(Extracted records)
====

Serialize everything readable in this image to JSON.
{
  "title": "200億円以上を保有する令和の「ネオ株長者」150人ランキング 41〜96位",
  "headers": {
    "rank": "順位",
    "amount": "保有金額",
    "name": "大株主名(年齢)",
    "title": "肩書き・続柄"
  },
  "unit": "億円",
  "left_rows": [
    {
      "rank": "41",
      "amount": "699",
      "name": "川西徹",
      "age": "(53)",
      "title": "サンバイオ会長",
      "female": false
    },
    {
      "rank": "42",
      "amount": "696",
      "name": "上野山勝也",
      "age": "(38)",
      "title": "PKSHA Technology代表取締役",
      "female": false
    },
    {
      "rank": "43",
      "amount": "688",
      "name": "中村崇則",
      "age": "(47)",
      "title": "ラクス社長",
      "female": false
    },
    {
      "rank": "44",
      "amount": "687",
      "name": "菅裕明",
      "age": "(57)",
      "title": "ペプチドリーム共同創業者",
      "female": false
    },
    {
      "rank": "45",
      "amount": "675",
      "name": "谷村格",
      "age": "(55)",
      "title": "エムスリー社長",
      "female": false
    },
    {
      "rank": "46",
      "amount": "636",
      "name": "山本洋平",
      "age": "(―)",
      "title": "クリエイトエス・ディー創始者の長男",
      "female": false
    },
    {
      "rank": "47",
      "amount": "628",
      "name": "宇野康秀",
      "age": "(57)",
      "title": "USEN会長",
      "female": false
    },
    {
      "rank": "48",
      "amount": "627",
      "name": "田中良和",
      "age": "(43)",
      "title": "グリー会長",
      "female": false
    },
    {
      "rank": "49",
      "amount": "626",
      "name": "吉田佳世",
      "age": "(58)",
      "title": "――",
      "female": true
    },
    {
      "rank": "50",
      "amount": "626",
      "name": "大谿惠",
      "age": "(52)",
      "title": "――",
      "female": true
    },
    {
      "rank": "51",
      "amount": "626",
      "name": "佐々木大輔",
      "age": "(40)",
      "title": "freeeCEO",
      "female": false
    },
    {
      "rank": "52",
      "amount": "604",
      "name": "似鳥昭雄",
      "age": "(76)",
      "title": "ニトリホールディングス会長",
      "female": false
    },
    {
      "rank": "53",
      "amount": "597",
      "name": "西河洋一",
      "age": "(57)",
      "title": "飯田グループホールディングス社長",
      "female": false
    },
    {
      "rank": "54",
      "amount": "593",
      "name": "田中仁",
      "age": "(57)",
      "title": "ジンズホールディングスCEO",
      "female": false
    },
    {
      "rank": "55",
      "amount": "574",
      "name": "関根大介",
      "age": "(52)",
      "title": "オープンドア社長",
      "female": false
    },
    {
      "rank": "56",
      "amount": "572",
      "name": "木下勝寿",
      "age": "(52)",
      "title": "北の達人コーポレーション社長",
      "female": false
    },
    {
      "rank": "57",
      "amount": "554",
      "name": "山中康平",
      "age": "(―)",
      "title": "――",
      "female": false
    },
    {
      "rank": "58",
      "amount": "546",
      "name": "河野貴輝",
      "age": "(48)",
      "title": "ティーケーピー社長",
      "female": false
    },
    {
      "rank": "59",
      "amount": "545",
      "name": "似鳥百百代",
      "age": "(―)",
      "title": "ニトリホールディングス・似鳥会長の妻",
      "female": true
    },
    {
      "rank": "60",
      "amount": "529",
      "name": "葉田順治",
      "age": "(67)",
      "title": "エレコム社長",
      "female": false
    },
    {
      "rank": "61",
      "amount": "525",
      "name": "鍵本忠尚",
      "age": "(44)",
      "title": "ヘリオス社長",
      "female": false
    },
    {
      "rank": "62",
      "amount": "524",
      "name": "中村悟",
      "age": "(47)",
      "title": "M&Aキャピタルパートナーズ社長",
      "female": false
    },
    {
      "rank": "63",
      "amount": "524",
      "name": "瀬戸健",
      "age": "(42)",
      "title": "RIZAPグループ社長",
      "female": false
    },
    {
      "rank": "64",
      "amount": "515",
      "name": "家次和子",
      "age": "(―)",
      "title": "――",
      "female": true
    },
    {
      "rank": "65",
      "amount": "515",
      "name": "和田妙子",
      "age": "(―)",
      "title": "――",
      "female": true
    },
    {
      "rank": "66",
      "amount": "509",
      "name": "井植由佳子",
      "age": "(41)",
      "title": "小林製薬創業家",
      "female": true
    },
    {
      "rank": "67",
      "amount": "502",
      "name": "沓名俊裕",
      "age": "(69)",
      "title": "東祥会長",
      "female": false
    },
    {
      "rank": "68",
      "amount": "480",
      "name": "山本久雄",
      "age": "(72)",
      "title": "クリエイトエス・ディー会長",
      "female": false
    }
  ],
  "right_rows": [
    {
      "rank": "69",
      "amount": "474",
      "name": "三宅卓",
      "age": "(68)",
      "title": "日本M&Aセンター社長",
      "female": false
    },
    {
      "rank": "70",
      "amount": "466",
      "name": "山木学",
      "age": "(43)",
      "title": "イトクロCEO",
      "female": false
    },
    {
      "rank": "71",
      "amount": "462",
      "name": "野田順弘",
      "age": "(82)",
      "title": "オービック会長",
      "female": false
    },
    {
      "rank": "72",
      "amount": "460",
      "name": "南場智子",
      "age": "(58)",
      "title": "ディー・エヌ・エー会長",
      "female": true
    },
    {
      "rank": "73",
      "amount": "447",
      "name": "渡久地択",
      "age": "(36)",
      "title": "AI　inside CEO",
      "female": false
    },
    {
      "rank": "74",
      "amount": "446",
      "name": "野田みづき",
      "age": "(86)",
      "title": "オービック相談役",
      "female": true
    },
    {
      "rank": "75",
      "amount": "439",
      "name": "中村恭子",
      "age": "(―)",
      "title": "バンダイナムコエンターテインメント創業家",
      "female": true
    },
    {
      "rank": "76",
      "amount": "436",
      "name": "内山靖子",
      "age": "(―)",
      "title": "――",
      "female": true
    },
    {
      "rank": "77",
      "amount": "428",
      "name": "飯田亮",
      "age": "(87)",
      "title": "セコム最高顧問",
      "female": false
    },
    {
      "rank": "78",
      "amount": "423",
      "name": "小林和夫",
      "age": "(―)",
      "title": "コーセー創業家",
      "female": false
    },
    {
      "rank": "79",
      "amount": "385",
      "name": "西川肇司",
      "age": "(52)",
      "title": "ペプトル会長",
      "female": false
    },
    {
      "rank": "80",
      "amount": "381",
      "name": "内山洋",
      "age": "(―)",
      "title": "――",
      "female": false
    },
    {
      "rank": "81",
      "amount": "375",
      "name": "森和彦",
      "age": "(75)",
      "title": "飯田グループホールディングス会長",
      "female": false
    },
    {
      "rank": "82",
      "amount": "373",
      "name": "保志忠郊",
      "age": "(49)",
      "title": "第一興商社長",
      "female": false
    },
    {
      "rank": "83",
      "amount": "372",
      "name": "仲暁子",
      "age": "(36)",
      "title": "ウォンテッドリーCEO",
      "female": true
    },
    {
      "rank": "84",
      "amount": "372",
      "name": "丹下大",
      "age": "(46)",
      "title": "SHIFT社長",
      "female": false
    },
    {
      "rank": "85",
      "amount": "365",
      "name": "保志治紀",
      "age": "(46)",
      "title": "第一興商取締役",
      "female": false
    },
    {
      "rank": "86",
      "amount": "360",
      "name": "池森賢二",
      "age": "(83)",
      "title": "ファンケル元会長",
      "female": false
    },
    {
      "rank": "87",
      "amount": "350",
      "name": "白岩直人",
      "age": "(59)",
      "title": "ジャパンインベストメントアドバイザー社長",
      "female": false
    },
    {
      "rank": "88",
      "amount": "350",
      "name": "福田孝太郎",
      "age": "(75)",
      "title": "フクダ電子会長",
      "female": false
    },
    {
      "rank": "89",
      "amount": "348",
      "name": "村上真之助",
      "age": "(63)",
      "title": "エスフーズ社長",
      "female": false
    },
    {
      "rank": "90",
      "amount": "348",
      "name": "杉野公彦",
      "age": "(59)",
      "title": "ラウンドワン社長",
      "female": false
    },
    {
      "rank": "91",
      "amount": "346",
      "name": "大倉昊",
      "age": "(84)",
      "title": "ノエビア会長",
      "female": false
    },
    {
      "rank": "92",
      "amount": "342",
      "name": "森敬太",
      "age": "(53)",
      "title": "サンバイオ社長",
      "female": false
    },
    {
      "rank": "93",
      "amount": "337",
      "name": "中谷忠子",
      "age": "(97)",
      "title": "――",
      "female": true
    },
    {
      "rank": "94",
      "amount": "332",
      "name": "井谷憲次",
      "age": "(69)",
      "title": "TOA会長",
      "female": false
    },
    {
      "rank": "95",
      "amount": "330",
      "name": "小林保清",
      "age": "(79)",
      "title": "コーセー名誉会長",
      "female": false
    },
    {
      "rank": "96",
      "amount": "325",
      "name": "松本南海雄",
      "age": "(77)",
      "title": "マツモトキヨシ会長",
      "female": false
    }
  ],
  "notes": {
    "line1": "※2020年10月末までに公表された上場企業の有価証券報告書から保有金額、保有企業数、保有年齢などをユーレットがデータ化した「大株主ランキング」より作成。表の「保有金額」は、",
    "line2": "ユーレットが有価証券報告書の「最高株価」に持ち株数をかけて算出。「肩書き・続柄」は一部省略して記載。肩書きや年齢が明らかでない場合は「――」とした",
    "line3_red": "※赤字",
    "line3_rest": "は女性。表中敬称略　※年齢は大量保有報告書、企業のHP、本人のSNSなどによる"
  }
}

====

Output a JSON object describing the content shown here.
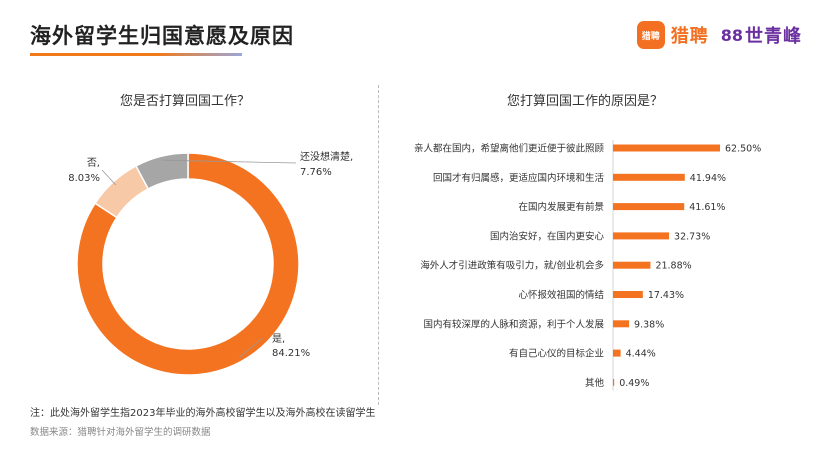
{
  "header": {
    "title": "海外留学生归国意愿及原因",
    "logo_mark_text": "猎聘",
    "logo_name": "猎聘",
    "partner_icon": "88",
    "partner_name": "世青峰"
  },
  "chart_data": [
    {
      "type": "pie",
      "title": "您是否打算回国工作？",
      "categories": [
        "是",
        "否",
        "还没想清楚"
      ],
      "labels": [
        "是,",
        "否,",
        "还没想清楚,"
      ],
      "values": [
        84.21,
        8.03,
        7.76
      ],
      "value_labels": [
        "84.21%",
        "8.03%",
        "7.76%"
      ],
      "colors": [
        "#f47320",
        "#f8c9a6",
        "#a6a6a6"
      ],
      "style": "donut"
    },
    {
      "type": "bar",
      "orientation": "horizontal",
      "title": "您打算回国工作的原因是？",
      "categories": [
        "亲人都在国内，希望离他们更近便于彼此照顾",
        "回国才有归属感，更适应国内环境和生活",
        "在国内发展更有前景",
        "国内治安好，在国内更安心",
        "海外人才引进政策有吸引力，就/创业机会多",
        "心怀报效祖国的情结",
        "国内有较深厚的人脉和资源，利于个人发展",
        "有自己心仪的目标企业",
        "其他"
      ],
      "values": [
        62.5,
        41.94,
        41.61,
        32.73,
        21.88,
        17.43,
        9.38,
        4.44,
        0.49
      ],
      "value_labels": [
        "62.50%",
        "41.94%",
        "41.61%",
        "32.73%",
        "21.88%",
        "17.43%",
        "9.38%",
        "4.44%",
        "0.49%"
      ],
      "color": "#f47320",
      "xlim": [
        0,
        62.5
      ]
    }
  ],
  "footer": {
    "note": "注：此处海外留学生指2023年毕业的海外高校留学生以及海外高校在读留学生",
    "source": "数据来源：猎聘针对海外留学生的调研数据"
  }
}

====

Short exercise -
Search the material above for "保有金額". Pull out each line where it shows up.

Reply -
    "amount": "保有金額",
    "line1": "※2020年10月末までに公表された上場企業の有価証券報告書から保有金額、保有企業数、保有年齢などをユーレットがデータ化した「大株主ランキング」より作成。表の「保有金額」は、",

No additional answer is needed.